The task:
Transcribe verbatim the section of the text on the 1942 California Golden Bears football team from "The 1942 California" up to and including "System for 1942.".

Extract to read:
* * * * * * *

- Conference: Pacific Coast Conference
- Record: 5–5 (3–4 PCC)
- Head coach: Stub Allison (8th season);
- Home stadium: California Memorial Stadium

= 1942 California Golden Bears football team =

American college football season

The 1942 California Golden Bears football team was an American football team that represented the University of California, Berkeley during the 1942 college football season. Under head coach Stub Allison, the team compiled an overall record of 5–5 and 3–4 in conference.

Cal was ranked at No. 69 (out of 590 college and military teams) in the final rankings under the Litkenhous Difference by Score System for 1942.

* * * * * * *

Stored records:
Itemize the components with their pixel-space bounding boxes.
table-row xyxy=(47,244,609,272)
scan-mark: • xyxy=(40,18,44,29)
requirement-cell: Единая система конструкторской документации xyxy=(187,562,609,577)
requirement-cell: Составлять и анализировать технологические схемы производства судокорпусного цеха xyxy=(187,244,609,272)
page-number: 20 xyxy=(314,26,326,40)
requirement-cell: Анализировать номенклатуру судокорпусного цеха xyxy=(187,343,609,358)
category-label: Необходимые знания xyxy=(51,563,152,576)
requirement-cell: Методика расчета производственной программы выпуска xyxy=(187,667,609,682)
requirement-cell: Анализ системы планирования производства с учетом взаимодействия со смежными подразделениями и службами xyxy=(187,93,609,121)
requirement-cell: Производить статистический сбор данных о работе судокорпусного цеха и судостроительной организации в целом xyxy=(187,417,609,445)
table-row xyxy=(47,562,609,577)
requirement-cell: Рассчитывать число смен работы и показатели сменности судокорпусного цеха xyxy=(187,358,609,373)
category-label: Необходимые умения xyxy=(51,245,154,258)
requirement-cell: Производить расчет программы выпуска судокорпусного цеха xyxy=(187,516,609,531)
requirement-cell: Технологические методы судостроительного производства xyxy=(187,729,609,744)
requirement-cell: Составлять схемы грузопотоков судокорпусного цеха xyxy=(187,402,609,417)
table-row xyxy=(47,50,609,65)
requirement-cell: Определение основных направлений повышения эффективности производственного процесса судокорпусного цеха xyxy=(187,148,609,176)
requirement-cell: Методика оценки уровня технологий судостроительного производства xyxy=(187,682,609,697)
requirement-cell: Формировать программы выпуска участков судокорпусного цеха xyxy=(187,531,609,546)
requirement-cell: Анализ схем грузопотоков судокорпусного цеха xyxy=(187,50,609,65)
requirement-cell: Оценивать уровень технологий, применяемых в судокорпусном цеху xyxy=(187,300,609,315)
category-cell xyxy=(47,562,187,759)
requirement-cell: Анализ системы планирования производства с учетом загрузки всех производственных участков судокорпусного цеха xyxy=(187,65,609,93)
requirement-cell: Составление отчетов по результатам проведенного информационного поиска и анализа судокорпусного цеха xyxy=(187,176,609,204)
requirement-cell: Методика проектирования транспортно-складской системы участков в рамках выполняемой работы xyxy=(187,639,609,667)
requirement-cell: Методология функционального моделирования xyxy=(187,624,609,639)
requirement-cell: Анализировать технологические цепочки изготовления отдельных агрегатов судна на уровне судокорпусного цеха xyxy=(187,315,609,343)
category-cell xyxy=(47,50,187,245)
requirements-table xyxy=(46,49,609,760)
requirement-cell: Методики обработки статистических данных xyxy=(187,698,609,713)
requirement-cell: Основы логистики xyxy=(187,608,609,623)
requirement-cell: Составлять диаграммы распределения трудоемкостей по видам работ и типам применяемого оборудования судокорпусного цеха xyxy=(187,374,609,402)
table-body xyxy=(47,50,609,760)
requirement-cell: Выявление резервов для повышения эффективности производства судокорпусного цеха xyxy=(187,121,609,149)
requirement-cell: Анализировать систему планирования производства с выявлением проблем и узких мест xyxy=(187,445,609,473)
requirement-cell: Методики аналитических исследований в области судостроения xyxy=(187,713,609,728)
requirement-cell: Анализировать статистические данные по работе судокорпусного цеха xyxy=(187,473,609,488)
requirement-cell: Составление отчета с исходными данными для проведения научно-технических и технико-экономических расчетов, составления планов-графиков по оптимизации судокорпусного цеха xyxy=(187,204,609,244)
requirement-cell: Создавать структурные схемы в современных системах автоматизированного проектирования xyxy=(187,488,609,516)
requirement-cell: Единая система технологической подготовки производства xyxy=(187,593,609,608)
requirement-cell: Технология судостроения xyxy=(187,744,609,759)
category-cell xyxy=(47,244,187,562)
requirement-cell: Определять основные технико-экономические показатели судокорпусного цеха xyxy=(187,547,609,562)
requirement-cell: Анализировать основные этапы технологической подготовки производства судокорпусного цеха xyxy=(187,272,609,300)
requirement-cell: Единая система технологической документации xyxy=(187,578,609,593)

* * * * * * *

The reply:
The 1942 California Golden Bears football team was an American football team that represented the University of California, Berkeley during the 1942 college football season. Under head coach Stub Allison, the team compiled an overall record of 5–5 and 3–4 in conference.

Cal was ranked at No. 69 (out of 590 college and military teams) in the final rankings under the Litkenhous Difference by Score System for 1942.